[Provided records]
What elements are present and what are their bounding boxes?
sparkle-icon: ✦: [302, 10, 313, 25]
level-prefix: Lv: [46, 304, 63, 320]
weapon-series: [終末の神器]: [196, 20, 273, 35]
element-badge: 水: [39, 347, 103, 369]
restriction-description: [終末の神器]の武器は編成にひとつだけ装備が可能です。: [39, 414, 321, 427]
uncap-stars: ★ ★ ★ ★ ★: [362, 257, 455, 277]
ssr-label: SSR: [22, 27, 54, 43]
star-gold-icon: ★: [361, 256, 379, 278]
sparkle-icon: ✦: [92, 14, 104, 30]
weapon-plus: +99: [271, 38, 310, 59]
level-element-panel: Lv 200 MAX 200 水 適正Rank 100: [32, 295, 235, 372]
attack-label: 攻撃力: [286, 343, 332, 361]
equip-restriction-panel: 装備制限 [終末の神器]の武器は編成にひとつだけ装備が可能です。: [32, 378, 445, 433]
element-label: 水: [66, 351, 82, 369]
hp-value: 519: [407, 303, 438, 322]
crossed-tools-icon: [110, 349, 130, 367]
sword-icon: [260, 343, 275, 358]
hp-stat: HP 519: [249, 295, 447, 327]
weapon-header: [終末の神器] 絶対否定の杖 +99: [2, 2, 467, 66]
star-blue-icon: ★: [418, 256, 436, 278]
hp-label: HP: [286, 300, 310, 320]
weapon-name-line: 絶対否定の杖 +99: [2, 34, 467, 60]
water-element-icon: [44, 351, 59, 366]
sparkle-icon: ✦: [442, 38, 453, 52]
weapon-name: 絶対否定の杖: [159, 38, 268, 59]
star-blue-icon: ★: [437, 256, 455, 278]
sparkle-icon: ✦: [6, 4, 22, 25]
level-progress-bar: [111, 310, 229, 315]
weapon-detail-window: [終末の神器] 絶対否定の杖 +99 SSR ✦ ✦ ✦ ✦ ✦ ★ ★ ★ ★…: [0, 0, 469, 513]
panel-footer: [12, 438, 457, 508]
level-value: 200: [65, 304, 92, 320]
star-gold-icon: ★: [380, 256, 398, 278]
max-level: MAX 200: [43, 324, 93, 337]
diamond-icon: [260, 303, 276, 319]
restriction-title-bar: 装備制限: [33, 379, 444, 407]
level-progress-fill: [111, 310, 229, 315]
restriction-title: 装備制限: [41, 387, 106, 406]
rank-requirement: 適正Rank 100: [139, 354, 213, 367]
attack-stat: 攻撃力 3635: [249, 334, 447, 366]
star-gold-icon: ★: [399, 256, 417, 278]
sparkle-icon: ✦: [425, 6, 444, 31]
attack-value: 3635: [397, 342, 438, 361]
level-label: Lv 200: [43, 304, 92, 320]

[Exercise instructions]
Rewrite all the lines above, putting "twinkle-icon" in place of every "sparkle-icon" and leaving everything else the same.

[Exercise answer]
What elements are present and what are their bounding boxes?
twinkle-icon: ✦: [302, 10, 313, 25]
level-prefix: Lv: [46, 304, 63, 320]
weapon-series: [終末の神器]: [196, 20, 273, 35]
element-badge: 水: [39, 347, 103, 369]
restriction-description: [終末の神器]の武器は編成にひとつだけ装備が可能です。: [39, 414, 321, 427]
uncap-stars: ★ ★ ★ ★ ★: [362, 257, 455, 277]
ssr-label: SSR: [22, 27, 54, 43]
star-gold-icon: ★: [361, 256, 379, 278]
twinkle-icon: ✦: [92, 14, 104, 30]
weapon-plus: +99: [271, 38, 310, 59]
level-element-panel: Lv 200 MAX 200 水 適正Rank 100: [32, 295, 235, 372]
attack-label: 攻撃力: [286, 343, 332, 361]
equip-restriction-panel: 装備制限 [終末の神器]の武器は編成にひとつだけ装備が可能です。: [32, 378, 445, 433]
element-label: 水: [66, 351, 82, 369]
hp-value: 519: [407, 303, 438, 322]
crossed-tools-icon: [110, 349, 130, 367]
sword-icon: [260, 343, 275, 358]
hp-stat: HP 519: [249, 295, 447, 327]
weapon-header: [終末の神器] 絶対否定の杖 +99: [2, 2, 467, 66]
star-blue-icon: ★: [418, 256, 436, 278]
hp-label: HP: [286, 300, 310, 320]
weapon-name-line: 絶対否定の杖 +99: [2, 34, 467, 60]
water-element-icon: [44, 351, 59, 366]
twinkle-icon: ✦: [442, 38, 453, 52]
weapon-name: 絶対否定の杖: [159, 38, 268, 59]
star-blue-icon: ★: [437, 256, 455, 278]
twinkle-icon: ✦: [6, 4, 22, 25]
level-progress-bar: [111, 310, 229, 315]
weapon-detail-window: [終末の神器] 絶対否定の杖 +99 SSR ✦ ✦ ✦ ✦ ✦ ★ ★ ★ ★…: [0, 0, 469, 513]
panel-footer: [12, 438, 457, 508]
level-value: 200: [65, 304, 92, 320]
star-gold-icon: ★: [380, 256, 398, 278]
max-level: MAX 200: [43, 324, 93, 337]
diamond-icon: [260, 303, 276, 319]
restriction-title-bar: 装備制限: [33, 379, 444, 407]
level-progress-fill: [111, 310, 229, 315]
restriction-title: 装備制限: [41, 387, 106, 406]
rank-requirement: 適正Rank 100: [139, 354, 213, 367]
attack-stat: 攻撃力 3635: [249, 334, 447, 366]
star-gold-icon: ★: [399, 256, 417, 278]
twinkle-icon: ✦: [425, 6, 444, 31]
attack-value: 3635: [397, 342, 438, 361]
level-label: Lv 200: [43, 304, 92, 320]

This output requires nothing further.